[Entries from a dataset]
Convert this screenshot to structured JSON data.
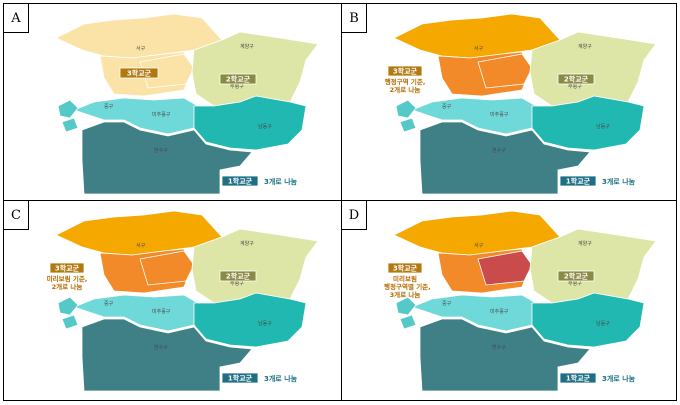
{
  "panels": [
    {
      "letter": "A",
      "group3_label": "3학교군",
      "group2_label": "2학교군",
      "group1_label": "1학교군",
      "group1_note": "3개로 나눔",
      "group3_note": [],
      "districts": {
        "seo": "서구",
        "gyeyang": "계양구",
        "bupyeong": "부평구",
        "jung": "중구",
        "michuhol": "미추홀구",
        "namdong": "남동구",
        "yeonsu": "연수구"
      },
      "colors": {
        "north": "#fbe3a8",
        "mid": "#fbe3a8",
        "center": "#fbe3a8",
        "east": "#dde6a6"
      }
    },
    {
      "letter": "B",
      "group3_label": "3학교군",
      "group2_label": "2학교군",
      "group1_label": "1학교군",
      "group1_note": "3개로 나눔",
      "group3_note": [
        "행정구역 기준,",
        "2개로 나눔"
      ],
      "districts": {
        "seo": "서구",
        "gyeyang": "계양구",
        "bupyeong": "부평구",
        "jung": "중구",
        "michuhol": "미추홀구",
        "namdong": "남동구",
        "yeonsu": "연수구"
      },
      "colors": {
        "north": "#f5a800",
        "mid": "#f28a2a",
        "center": "#f28a2a",
        "east": "#dde6a6"
      }
    },
    {
      "letter": "C",
      "group3_label": "3학교군",
      "group2_label": "2학교군",
      "group1_label": "1학교군",
      "group1_note": "3개로 나눔",
      "group3_note": [
        "미리보림 기준,",
        "2개로 나눔"
      ],
      "districts": {
        "seo": "서구",
        "gyeyang": "계양구",
        "bupyeong": "부평구",
        "jung": "중구",
        "michuhol": "미추홀구",
        "namdong": "남동구",
        "yeonsu": "연수구"
      },
      "colors": {
        "north": "#f5a800",
        "mid": "#f28a2a",
        "center": "#f28a2a",
        "east": "#dde6a6"
      }
    },
    {
      "letter": "D",
      "group3_label": "3학교군",
      "group2_label": "2학교군",
      "group1_label": "1학교군",
      "group1_note": "3개로 나눔",
      "group3_note": [
        "미리보림",
        "/ 행정구역별 기준,",
        "3개로 나눔"
      ],
      "districts": {
        "seo": "서구",
        "gyeyang": "계양구",
        "bupyeong": "부평구",
        "jung": "중구",
        "michuhol": "미추홀구",
        "namdong": "남동구",
        "yeonsu": "연수구"
      },
      "colors": {
        "north": "#f5a800",
        "mid": "#f28a2a",
        "center": "#c94b4b",
        "east": "#dde6a6"
      }
    }
  ],
  "style": {
    "group3_badge": "#b07a10",
    "group2_badge": "#8a8a44",
    "group1_badge": "#1e6f86",
    "south_light": "#6fd8d8",
    "south_teal": "#20b8b0",
    "south_dark": "#3f7f86",
    "island": "#55c8c8"
  }
}
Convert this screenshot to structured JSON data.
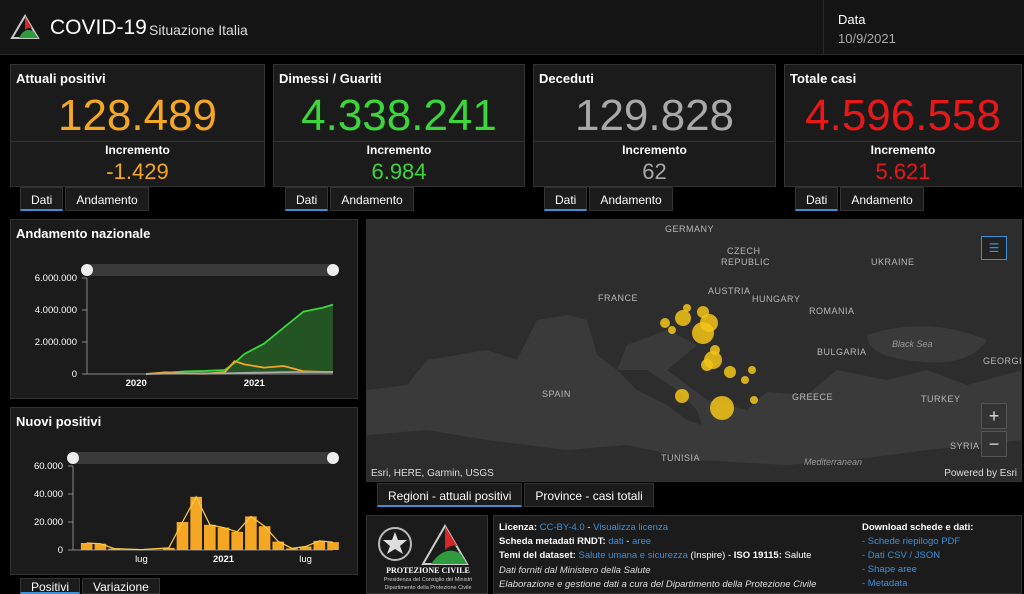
{
  "header": {
    "title": "COVID-19",
    "subtitle": "Situazione Italia",
    "date_label": "Data",
    "date_value": "10/9/2021"
  },
  "kpis": [
    {
      "label": "Attuali positivi",
      "value": "128.489",
      "inc_label": "Incremento",
      "inc": "-1.429",
      "color": "#f5a623"
    },
    {
      "label": "Dimessi / Guariti",
      "value": "4.338.241",
      "inc_label": "Incremento",
      "inc": "6.984",
      "color": "#3ad63a"
    },
    {
      "label": "Deceduti",
      "value": "129.828",
      "inc_label": "Incremento",
      "inc": "62",
      "color": "#a8a8a8"
    },
    {
      "label": "Totale casi",
      "value": "4.596.558",
      "inc_label": "Incremento",
      "inc": "5.621",
      "color": "#e81818"
    }
  ],
  "kpi_tabs": {
    "dati": "Dati",
    "andamento": "Andamento"
  },
  "charts": {
    "andamento": {
      "title": "Andamento nazionale"
    },
    "nuovi": {
      "title": "Nuovi positivi"
    }
  },
  "chart_data": [
    {
      "type": "area",
      "title": "Andamento nazionale",
      "ylim": [
        0,
        6000000
      ],
      "yticks": [
        "6.000.000",
        "4.000.000",
        "2.000.000",
        "0"
      ],
      "xticks": [
        "2020",
        "2021"
      ],
      "x": [
        "2020-02",
        "2020-04",
        "2020-06",
        "2020-08",
        "2020-10",
        "2020-11",
        "2020-12",
        "2021-02",
        "2021-04",
        "2021-06",
        "2021-08",
        "2021-09"
      ],
      "series": [
        {
          "values": [
            0,
            80000,
            160000,
            190000,
            250000,
            700000,
            1250000,
            1900000,
            2900000,
            3900000,
            4150000,
            4338241
          ],
          "color": "#3ad63a"
        },
        {
          "values": [
            0,
            105000,
            25000,
            15000,
            120000,
            800000,
            600000,
            400000,
            500000,
            170000,
            130000,
            128489
          ],
          "color": "#f5a623"
        },
        {
          "values": [
            0,
            28000,
            34000,
            35000,
            38000,
            50000,
            70000,
            95000,
            118000,
            127000,
            128500,
            129828
          ],
          "color": "#a8a8a8"
        }
      ]
    },
    {
      "type": "bar",
      "title": "Nuovi positivi",
      "ylim": [
        0,
        60000
      ],
      "yticks": [
        "60.000",
        "40.000",
        "20.000",
        "0"
      ],
      "xticks": [
        "lug",
        "2021",
        "lug"
      ],
      "x": [
        "2020-03",
        "2020-04",
        "2020-05",
        "2020-07",
        "2020-09",
        "2020-10",
        "2020-11",
        "2020-12",
        "2021-01",
        "2021-02",
        "2021-03",
        "2021-04",
        "2021-05",
        "2021-06",
        "2021-07",
        "2021-08",
        "2021-09"
      ],
      "values": [
        5000,
        4500,
        1000,
        250,
        1500,
        20000,
        38000,
        18000,
        16000,
        13000,
        24000,
        17000,
        6000,
        1200,
        2500,
        6500,
        5600
      ],
      "color": "#f5a623"
    }
  ],
  "chart_tabs": {
    "positivi": "Positivi",
    "variazione": "Variazione"
  },
  "map": {
    "labels": [
      "GERMANY",
      "CZECH",
      "REPUBLIC",
      "UKRAINE",
      "FRANCE",
      "AUSTRIA",
      "HUNGARY",
      "ROMANIA",
      "BULGARIA",
      "SPAIN",
      "GREECE",
      "TURKEY",
      "TUNISIA",
      "SYRIA",
      "GEORGI"
    ],
    "seas": [
      "Black Sea",
      "Mediterranean"
    ],
    "attribution": "Esri, HERE, Garmin, USGS",
    "powered": "Powered by Esri",
    "zoom_in": "+",
    "zoom_out": "−"
  },
  "map_tabs": {
    "regioni": "Regioni - attuali positivi",
    "province": "Province - casi totali"
  },
  "footer": {
    "logo_line1": "PROTEZIONE CIVILE",
    "logo_line2": "Presidenza del Consiglio dei Ministri",
    "logo_line3": "Dipartimento della Protezione Civile",
    "licenza_label": "Licenza:",
    "licenza_link": "CC-BY-4.0",
    "licenza_sep": " - ",
    "licenza_link2": "Visualizza licenza",
    "scheda_label": "Scheda metadati RNDT:",
    "scheda_link1": "dati",
    "scheda_sep": " - ",
    "scheda_link2": "aree",
    "temi_label": "Temi del dataset:",
    "temi_link": "Salute umana e sicurezza",
    "temi_rest": " (Inspire) - ",
    "iso_label": "ISO 19115:",
    "iso_rest": " Salute",
    "dati_forniti": "Dati forniti dal Ministero della Salute",
    "elaborazione": "Elaborazione e gestione dati a cura del Dipartimento della Protezione Civile",
    "download_title": "Download schede e dati:",
    "downloads": [
      "- Schede riepilogo PDF",
      "- Dati CSV / JSON",
      "- Shape aree",
      "- Metadata"
    ]
  }
}
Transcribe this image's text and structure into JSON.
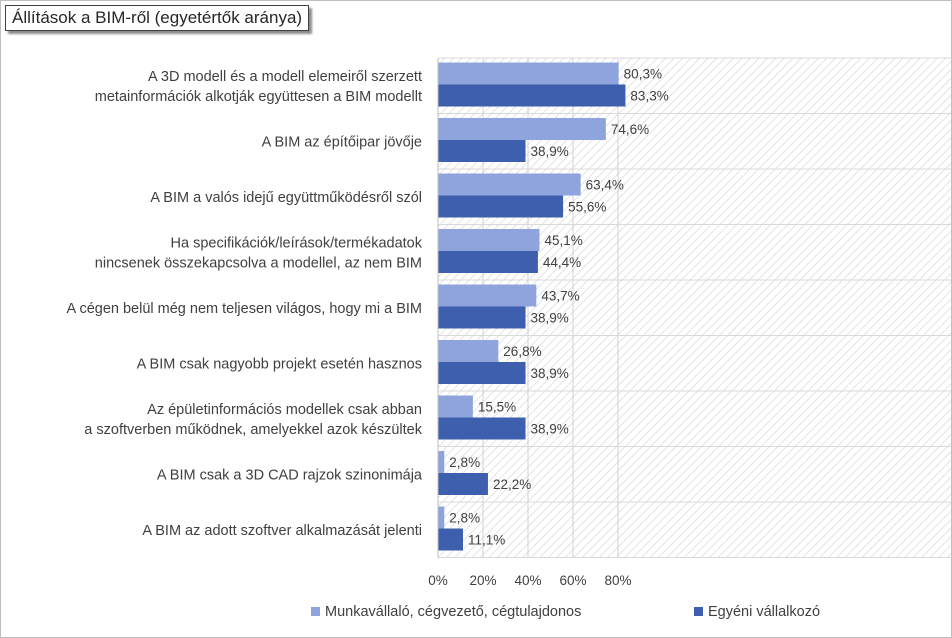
{
  "chart_data": {
    "type": "bar",
    "orientation": "horizontal",
    "title": "Állítások a BIM-ről (egyetértők aránya)",
    "categories": [
      [
        "A 3D modell és a modell elemeiről szerzett",
        "metainformációk alkotják együttesen a BIM modellt"
      ],
      [
        "A BIM az építőipar jövője"
      ],
      [
        "A BIM a valós idejű együttműködésről szól"
      ],
      [
        "Ha specifikációk/leírások/termékadatok",
        "nincsenek összekapcsolva a modellel, az nem BIM"
      ],
      [
        "A cégen belül még nem teljesen világos, hogy mi a BIM"
      ],
      [
        "A BIM csak nagyobb projekt esetén hasznos"
      ],
      [
        "Az épületinformációs modellek csak abban",
        "a szoftverben működnek, amelyekkel azok készültek"
      ],
      [
        "A BIM csak a 3D CAD rajzok szinonimája"
      ],
      [
        "A BIM az adott szoftver alkalmazását jelenti"
      ]
    ],
    "series": [
      {
        "name": "Munkavállaló, cégvezető, cégtulajdonos",
        "color": "#8fa4dc",
        "values": [
          80.3,
          74.6,
          63.4,
          45.1,
          43.7,
          26.8,
          15.5,
          2.8,
          2.8
        ],
        "labels": [
          "80,3%",
          "74,6%",
          "63,4%",
          "45,1%",
          "43,7%",
          "26,8%",
          "15,5%",
          "2,8%",
          "2,8%"
        ]
      },
      {
        "name": "Egyéni vállalkozó",
        "color": "#3d5fad",
        "values": [
          83.3,
          38.9,
          55.6,
          44.4,
          38.9,
          38.9,
          38.9,
          22.2,
          11.1
        ],
        "labels": [
          "83,3%",
          "38,9%",
          "55,6%",
          "44,4%",
          "38,9%",
          "38,9%",
          "38,9%",
          "22,2%",
          "11,1%"
        ]
      }
    ],
    "xlim": [
      0,
      100
    ],
    "xticks": [
      0,
      20,
      40,
      60,
      80
    ],
    "xtick_labels": [
      "0%",
      "20%",
      "40%",
      "60%",
      "80%"
    ],
    "grid": true,
    "legend_position": "bottom"
  }
}
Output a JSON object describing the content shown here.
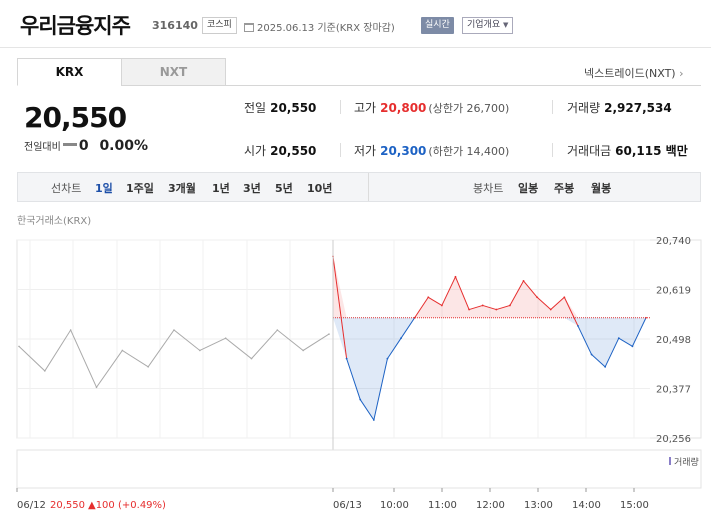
{
  "header": {
    "stock_name": "우리금융지주",
    "stock_code": "316140",
    "market": "코스피",
    "date_basis": "2025.06.13 기준(KRX 장마감)",
    "realtime": "실시간",
    "company_info": "기업개요"
  },
  "tabs": {
    "krx": "KRX",
    "nxt": "NXT"
  },
  "nxt_link": "넥스트레이드(NXT)",
  "price": {
    "current": "20,550",
    "change_label": "전일대비",
    "change_value": "0",
    "change_pct": "0.00%"
  },
  "stats": {
    "prev_label": "전일",
    "prev": "20,550",
    "high_label": "고가",
    "high": "20,800",
    "upper_limit": "(상한가 26,700)",
    "volume_label": "거래량",
    "volume": "2,927,534",
    "open_label": "시가",
    "open": "20,550",
    "low_label": "저가",
    "low": "20,300",
    "lower_limit": "(하한가 14,400)",
    "amount_label": "거래대금",
    "amount": "60,115 백만"
  },
  "period_bar": {
    "line_label": "선차트",
    "periods": [
      "1일",
      "1주일",
      "3개월",
      "1년",
      "3년",
      "5년",
      "10년"
    ],
    "candle_label": "봉차트",
    "candles": [
      "일봉",
      "주봉",
      "월봉"
    ]
  },
  "colors": {
    "up": "#e62e2e",
    "down": "#1d62c4",
    "prev_day": "#aaaaaa"
  },
  "chart_data": {
    "type": "line",
    "exchange_label": "한국거래소(KRX)",
    "y_ticks": [
      "20,740",
      "20,619",
      "20,498",
      "20,377",
      "20,256"
    ],
    "ylim": [
      20256,
      20740
    ],
    "baseline": 20550,
    "volume_label": "거래량",
    "x_ticks": [
      "06/12",
      "06/13",
      "10:00",
      "11:00",
      "12:00",
      "13:00",
      "14:00",
      "15:00"
    ],
    "prev_day_summary": {
      "date": "06/12",
      "close": "20,550",
      "change": "▲100",
      "change_pct": "(+0.49%)"
    },
    "series": [
      {
        "x": [
          "06/12",
          "06/12",
          "06/12",
          "06/12",
          "06/12",
          "06/12",
          "06/12",
          "06/12",
          "06/12",
          "06/12",
          "06/12",
          "06/12",
          "06/12"
        ],
        "values": [
          20480,
          20420,
          20520,
          20380,
          20470,
          20430,
          20520,
          20470,
          20500,
          20450,
          20520,
          20470,
          20510
        ]
      },
      {
        "x": [
          "09:00",
          "09:05",
          "09:15",
          "09:30",
          "09:45",
          "10:00",
          "10:10",
          "10:30",
          "10:50",
          "11:00",
          "11:30",
          "12:00",
          "12:30",
          "13:00",
          "13:15",
          "13:30",
          "13:45",
          "14:00",
          "14:10",
          "14:20",
          "14:40",
          "15:00",
          "15:20",
          "15:30"
        ],
        "values": [
          20700,
          20450,
          20350,
          20300,
          20450,
          20500,
          20550,
          20600,
          20580,
          20650,
          20570,
          20580,
          20570,
          20580,
          20640,
          20600,
          20570,
          20600,
          20530,
          20460,
          20430,
          20500,
          20480,
          20550
        ]
      }
    ]
  }
}
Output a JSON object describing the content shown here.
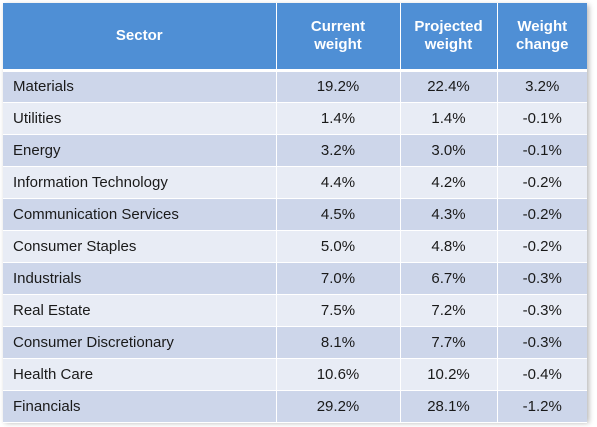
{
  "table": {
    "headers": {
      "sector": "Sector",
      "current_line1": "Current",
      "current_line2": "weight",
      "projected_line1": "Projected",
      "projected_line2": "weight",
      "change_line1": "Weight",
      "change_line2": "change"
    },
    "rows": [
      {
        "sector": "Materials",
        "current": "19.2%",
        "projected": "22.4%",
        "change": "3.2%"
      },
      {
        "sector": "Utilities",
        "current": "1.4%",
        "projected": "1.4%",
        "change": "-0.1%"
      },
      {
        "sector": "Energy",
        "current": "3.2%",
        "projected": "3.0%",
        "change": "-0.1%"
      },
      {
        "sector": "Information Technology",
        "current": "4.4%",
        "projected": "4.2%",
        "change": "-0.2%"
      },
      {
        "sector": "Communication Services",
        "current": "4.5%",
        "projected": "4.3%",
        "change": "-0.2%"
      },
      {
        "sector": "Consumer Staples",
        "current": "5.0%",
        "projected": "4.8%",
        "change": "-0.2%"
      },
      {
        "sector": "Industrials",
        "current": "7.0%",
        "projected": "6.7%",
        "change": "-0.3%"
      },
      {
        "sector": "Real Estate",
        "current": "7.5%",
        "projected": "7.2%",
        "change": "-0.3%"
      },
      {
        "sector": "Consumer Discretionary",
        "current": "8.1%",
        "projected": "7.7%",
        "change": "-0.3%"
      },
      {
        "sector": "Health Care",
        "current": "10.6%",
        "projected": "10.2%",
        "change": "-0.4%"
      },
      {
        "sector": "Financials",
        "current": "29.2%",
        "projected": "28.1%",
        "change": "-1.2%"
      }
    ]
  },
  "colors": {
    "header_bg": "#4F8FD5",
    "row_dark": "#CDD6EA",
    "row_light": "#E8ECF5"
  }
}
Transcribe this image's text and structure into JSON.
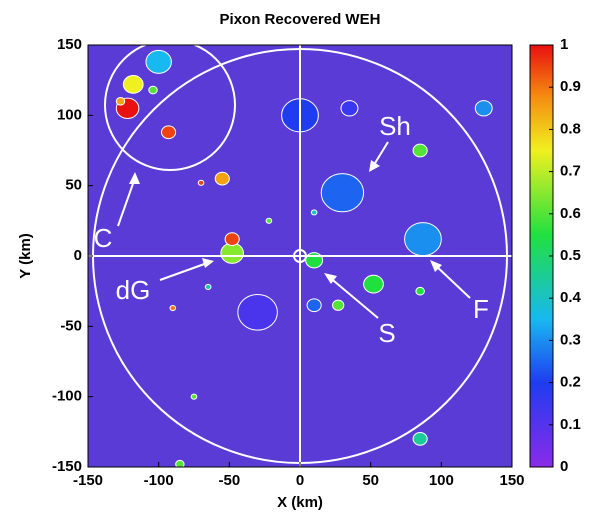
{
  "chart_data": {
    "type": "heatmap",
    "title": "Pixon Recovered WEH",
    "x_label": "X (km)",
    "y_label": "Y (km)",
    "xlim": [
      -150,
      150
    ],
    "ylim": [
      -150,
      150
    ],
    "xticks": [
      -150,
      -100,
      -50,
      0,
      50,
      100,
      150
    ],
    "yticks": [
      -150,
      -100,
      -50,
      0,
      50,
      100,
      150
    ],
    "colorbar": {
      "lim": [
        0,
        1
      ],
      "ticks": [
        0,
        0.1,
        0.2,
        0.3,
        0.4,
        0.5,
        0.6,
        0.7,
        0.8,
        0.9,
        1
      ]
    },
    "annotations": [
      "C",
      "Sh",
      "dG",
      "S",
      "F"
    ],
    "blobs": {
      "x": [
        -122,
        -118,
        -100,
        -104,
        -93,
        -127,
        0,
        35,
        30,
        85,
        87,
        130,
        -48,
        -48,
        10,
        52,
        10,
        27,
        85,
        -30,
        -55,
        -70,
        10,
        -22,
        -75,
        -65,
        -90,
        85,
        -85
      ],
      "y": [
        105,
        122,
        138,
        118,
        88,
        110,
        100,
        105,
        45,
        75,
        12,
        105,
        2,
        12,
        -3,
        -20,
        -35,
        -35,
        -25,
        -40,
        55,
        52,
        31,
        25,
        -100,
        -22,
        -37,
        -130,
        -148
      ],
      "values": [
        1,
        0.75,
        0.35,
        0.6,
        0.95,
        0.85,
        0.2,
        0.15,
        0.25,
        0.6,
        0.3,
        0.3,
        0.65,
        0.95,
        0.55,
        0.55,
        0.25,
        0.6,
        0.55,
        0.12,
        0.85,
        0.95,
        0.4,
        0.6,
        0.6,
        0.4,
        0.9,
        0.45,
        0.6
      ],
      "sizes": [
        8,
        7,
        9,
        3,
        5,
        3,
        13,
        6,
        15,
        5,
        13,
        6,
        8,
        5,
        6,
        7,
        5,
        4,
        3,
        14,
        5,
        2,
        2,
        2,
        2,
        2,
        2,
        5,
        3
      ]
    }
  }
}
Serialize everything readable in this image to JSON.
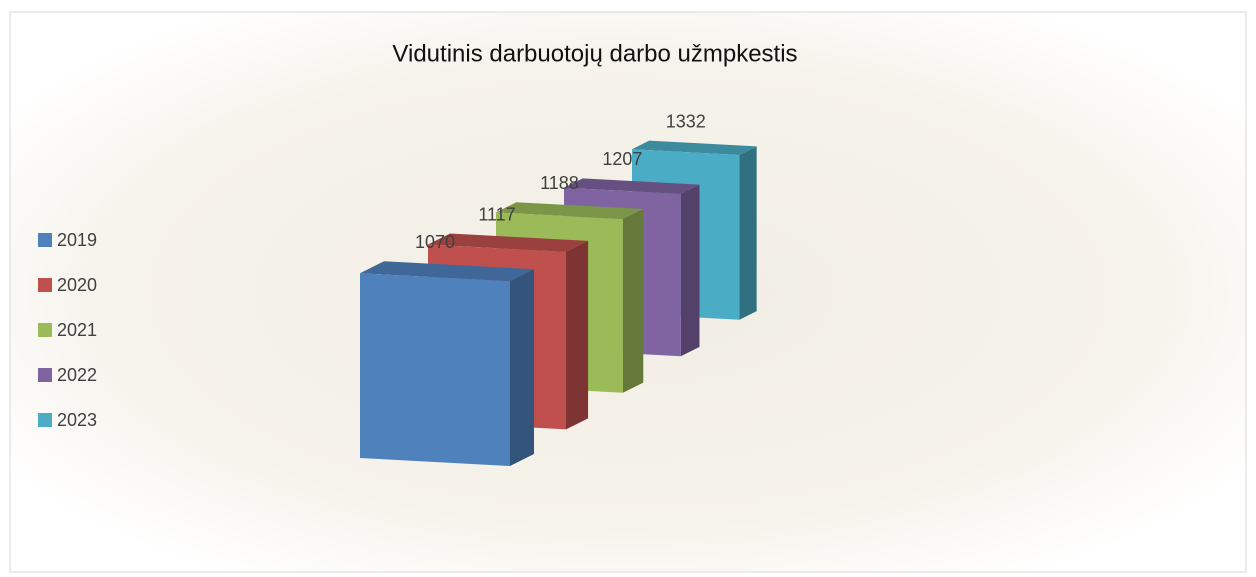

### Problem to work on
Reproduce each line of the material containing the word "nazionale".

### Correct response
      "title": "Andamento nazionale"
      "title": "Andamento nazionale",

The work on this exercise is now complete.